Request
Gather all lines in the data that hold the string "text".

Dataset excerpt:

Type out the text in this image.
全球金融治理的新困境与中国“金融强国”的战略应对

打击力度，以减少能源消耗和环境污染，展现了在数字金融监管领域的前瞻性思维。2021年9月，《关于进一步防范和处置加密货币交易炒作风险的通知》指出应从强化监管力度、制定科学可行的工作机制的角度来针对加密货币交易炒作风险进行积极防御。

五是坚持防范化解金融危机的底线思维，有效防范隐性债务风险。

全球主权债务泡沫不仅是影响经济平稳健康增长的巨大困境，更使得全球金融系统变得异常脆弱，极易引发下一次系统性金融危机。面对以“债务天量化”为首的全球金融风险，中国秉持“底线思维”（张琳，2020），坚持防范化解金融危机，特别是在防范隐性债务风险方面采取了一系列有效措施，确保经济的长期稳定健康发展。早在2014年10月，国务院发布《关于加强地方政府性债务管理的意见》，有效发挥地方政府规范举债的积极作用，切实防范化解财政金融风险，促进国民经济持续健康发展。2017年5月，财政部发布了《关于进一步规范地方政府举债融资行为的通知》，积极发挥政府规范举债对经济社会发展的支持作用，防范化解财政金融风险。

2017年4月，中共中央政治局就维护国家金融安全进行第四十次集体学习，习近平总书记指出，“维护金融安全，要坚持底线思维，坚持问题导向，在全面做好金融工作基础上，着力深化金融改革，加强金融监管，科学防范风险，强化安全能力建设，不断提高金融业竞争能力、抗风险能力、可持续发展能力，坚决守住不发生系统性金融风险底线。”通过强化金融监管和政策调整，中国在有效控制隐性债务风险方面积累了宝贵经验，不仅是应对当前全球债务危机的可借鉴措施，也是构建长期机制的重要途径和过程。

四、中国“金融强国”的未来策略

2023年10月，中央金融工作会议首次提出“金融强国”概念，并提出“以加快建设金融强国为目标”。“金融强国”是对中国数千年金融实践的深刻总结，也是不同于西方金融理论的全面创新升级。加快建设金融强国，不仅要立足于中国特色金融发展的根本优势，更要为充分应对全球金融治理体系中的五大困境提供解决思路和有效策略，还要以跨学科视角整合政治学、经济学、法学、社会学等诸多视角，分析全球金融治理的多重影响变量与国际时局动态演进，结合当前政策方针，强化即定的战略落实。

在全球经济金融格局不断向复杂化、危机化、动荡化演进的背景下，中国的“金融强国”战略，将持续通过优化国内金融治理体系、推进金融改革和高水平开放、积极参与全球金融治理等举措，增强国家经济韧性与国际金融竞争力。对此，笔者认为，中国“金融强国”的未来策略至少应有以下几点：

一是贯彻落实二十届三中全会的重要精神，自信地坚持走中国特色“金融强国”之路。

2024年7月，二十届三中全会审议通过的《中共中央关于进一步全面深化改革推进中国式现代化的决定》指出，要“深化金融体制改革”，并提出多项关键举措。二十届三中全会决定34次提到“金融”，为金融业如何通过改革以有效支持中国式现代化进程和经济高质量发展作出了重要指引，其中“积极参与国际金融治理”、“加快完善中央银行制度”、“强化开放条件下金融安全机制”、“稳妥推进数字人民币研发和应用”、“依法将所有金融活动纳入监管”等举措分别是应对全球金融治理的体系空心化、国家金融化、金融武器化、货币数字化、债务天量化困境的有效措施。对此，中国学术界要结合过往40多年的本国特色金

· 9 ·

--

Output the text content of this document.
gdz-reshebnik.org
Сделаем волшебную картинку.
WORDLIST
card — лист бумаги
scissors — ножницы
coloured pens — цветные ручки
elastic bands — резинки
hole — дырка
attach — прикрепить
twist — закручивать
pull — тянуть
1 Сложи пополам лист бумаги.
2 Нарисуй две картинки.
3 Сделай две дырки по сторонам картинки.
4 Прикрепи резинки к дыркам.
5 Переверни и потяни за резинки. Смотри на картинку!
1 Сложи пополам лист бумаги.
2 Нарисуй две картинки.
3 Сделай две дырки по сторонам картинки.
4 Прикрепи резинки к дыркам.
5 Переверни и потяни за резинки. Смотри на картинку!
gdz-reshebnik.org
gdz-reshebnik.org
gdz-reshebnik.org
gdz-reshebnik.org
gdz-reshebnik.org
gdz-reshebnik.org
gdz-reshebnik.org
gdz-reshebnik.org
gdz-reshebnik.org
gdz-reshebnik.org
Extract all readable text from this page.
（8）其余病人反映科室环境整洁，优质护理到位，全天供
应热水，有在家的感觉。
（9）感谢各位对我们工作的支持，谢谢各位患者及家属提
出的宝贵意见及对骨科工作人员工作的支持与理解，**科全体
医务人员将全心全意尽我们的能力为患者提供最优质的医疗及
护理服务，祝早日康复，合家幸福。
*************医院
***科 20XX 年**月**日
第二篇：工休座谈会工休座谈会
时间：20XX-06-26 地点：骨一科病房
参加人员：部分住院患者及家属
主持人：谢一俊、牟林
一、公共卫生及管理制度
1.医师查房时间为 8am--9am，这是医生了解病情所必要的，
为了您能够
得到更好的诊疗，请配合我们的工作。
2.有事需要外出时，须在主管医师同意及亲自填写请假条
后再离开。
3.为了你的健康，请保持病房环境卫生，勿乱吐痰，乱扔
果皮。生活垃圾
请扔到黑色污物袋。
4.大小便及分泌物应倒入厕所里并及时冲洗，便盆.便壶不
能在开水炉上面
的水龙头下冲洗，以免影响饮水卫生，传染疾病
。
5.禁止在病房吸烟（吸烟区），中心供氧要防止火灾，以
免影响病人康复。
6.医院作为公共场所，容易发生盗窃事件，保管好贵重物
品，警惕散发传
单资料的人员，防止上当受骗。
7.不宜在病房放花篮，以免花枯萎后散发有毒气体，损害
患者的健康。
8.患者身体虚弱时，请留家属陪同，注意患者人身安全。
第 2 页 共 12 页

Solution for this problem
Type out the text in this image.
Output the text content of this document.
Extract all readable text from this page.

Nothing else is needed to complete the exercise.